(Records about charts and figures)

##############################

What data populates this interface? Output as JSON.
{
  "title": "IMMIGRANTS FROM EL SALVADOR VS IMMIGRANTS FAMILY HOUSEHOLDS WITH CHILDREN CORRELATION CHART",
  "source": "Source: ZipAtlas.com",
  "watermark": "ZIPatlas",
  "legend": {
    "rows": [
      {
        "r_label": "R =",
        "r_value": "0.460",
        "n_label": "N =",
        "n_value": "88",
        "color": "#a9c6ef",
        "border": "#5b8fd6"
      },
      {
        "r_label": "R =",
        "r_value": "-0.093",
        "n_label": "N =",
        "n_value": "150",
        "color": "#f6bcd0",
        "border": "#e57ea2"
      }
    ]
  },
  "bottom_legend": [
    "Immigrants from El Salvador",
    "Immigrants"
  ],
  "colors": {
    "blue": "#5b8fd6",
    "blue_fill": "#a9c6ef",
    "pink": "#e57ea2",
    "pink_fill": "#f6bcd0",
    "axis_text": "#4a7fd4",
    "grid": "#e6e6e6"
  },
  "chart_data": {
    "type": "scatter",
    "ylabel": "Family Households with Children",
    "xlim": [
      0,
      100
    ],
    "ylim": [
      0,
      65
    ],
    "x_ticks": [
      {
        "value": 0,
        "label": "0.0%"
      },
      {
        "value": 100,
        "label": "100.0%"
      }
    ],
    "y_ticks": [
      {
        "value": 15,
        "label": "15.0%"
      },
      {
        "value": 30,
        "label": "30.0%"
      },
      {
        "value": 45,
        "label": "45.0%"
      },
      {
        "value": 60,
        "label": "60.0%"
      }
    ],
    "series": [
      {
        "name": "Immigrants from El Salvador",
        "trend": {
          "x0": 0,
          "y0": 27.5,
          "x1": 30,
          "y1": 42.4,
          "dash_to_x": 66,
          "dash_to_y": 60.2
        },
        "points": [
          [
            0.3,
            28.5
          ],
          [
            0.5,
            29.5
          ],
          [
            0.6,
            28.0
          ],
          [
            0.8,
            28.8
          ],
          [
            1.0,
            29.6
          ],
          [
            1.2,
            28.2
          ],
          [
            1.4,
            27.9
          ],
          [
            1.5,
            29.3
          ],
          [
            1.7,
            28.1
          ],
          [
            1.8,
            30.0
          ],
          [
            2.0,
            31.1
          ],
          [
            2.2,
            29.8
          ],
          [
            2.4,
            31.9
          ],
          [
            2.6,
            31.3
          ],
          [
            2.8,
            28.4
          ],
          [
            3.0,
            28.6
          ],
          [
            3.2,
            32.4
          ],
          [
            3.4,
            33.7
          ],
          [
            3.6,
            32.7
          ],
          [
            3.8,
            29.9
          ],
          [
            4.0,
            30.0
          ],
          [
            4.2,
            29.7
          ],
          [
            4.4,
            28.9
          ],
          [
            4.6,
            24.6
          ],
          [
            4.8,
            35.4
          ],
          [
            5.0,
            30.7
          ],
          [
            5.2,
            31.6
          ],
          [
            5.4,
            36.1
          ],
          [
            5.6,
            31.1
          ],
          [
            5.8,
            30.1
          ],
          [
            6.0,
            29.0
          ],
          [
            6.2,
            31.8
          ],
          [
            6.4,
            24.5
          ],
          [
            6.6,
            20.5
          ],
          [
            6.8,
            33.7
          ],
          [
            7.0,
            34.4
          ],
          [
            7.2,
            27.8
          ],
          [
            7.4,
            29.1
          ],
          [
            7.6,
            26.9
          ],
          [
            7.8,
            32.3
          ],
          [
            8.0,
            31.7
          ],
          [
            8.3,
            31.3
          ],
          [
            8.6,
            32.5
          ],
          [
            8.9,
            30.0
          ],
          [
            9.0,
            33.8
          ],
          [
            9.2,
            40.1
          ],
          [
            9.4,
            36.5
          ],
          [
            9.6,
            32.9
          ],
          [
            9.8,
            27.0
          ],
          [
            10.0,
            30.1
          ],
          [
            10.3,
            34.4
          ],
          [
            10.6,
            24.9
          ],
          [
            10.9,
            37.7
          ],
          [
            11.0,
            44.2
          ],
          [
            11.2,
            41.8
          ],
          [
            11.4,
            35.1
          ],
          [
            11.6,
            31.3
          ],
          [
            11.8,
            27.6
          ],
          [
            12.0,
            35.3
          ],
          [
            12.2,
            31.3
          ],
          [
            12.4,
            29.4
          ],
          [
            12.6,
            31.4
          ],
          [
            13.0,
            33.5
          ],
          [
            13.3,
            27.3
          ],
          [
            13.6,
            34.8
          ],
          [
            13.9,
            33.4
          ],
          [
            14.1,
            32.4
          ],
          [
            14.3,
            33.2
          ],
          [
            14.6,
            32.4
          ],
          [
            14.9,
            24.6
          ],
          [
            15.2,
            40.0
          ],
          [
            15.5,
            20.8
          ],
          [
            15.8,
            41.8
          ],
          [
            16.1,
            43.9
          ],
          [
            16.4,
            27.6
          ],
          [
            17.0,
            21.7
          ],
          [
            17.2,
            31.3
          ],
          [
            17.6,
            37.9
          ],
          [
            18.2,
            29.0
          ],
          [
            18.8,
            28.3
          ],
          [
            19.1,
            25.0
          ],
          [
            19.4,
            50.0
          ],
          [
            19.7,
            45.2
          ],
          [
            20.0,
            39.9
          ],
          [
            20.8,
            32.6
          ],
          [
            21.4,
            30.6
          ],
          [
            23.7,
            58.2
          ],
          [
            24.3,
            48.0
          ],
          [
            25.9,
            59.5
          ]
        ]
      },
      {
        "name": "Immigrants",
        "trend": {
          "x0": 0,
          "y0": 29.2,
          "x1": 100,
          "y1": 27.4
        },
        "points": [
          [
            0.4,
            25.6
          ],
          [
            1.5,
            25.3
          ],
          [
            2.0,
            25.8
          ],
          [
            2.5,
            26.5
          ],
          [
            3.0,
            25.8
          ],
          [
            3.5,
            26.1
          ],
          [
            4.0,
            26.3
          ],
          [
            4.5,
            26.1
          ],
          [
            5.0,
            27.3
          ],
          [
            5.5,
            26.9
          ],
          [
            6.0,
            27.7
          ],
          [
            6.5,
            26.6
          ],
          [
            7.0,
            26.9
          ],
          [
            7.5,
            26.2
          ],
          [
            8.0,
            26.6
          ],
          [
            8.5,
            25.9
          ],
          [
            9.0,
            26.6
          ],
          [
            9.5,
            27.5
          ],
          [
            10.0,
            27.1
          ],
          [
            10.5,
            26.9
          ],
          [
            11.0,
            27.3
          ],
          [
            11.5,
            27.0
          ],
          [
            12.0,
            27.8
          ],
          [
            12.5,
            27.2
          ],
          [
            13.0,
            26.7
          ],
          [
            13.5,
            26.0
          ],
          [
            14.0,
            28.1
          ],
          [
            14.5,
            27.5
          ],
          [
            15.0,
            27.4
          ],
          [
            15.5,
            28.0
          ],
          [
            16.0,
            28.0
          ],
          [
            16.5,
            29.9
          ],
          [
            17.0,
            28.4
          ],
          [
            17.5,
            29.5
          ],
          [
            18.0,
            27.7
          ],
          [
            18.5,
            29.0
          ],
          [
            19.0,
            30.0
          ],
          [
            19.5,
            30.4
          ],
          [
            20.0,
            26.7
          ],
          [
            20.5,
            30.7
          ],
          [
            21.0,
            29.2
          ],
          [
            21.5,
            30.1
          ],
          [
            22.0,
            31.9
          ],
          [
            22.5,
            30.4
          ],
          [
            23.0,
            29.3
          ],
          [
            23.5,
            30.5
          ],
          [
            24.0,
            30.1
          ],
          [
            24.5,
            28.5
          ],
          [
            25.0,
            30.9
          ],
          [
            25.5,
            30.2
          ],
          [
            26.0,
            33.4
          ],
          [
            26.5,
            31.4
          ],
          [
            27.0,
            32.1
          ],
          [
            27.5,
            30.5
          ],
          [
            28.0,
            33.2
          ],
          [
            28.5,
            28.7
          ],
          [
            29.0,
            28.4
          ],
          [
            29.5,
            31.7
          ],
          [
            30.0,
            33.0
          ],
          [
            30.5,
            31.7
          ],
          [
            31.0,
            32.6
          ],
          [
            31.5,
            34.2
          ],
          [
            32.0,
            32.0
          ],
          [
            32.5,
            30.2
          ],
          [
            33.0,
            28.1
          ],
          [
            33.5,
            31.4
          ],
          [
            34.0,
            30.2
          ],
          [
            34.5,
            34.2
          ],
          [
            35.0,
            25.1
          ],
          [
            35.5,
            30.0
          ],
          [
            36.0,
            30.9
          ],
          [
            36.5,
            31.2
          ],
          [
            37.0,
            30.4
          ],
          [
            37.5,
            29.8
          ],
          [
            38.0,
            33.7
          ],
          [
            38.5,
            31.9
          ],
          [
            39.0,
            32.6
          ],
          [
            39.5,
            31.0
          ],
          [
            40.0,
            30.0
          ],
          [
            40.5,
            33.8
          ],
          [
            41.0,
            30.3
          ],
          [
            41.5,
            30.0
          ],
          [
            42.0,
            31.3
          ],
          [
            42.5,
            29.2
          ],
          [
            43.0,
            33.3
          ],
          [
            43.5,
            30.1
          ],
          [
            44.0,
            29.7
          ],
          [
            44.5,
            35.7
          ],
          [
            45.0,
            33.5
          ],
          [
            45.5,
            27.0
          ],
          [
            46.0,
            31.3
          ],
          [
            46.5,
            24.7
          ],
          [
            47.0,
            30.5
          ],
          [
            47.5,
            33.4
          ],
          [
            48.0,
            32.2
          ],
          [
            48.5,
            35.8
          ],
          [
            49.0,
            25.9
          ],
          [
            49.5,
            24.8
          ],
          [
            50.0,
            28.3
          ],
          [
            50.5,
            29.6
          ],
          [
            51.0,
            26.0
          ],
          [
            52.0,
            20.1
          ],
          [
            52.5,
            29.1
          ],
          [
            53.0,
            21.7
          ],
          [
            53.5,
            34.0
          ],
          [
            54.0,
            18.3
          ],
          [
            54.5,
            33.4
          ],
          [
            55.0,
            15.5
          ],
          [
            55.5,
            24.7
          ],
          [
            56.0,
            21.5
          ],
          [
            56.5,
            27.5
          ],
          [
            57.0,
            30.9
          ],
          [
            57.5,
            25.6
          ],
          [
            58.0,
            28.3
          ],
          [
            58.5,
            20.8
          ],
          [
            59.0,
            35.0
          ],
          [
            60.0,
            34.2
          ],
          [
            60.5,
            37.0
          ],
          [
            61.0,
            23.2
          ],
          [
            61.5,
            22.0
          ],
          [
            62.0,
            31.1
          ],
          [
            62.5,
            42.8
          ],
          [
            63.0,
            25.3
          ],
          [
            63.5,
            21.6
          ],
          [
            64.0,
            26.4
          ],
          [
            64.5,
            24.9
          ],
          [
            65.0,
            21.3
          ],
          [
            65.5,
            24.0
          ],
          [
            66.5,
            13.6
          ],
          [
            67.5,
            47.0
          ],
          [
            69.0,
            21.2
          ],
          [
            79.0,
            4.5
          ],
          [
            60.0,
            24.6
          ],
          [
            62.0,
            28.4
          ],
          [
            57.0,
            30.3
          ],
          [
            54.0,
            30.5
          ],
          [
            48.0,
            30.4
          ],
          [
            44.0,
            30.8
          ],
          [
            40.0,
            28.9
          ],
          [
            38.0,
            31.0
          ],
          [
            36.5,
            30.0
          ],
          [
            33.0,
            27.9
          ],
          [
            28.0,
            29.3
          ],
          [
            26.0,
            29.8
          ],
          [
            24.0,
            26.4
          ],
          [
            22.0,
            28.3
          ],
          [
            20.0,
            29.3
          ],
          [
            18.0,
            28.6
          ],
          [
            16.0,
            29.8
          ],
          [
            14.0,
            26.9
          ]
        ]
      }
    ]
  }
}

##############################

# THE REQUEST:
Find every line containing the word "name", then give the total and nothing more.

# THE COMPLETED TASK:
2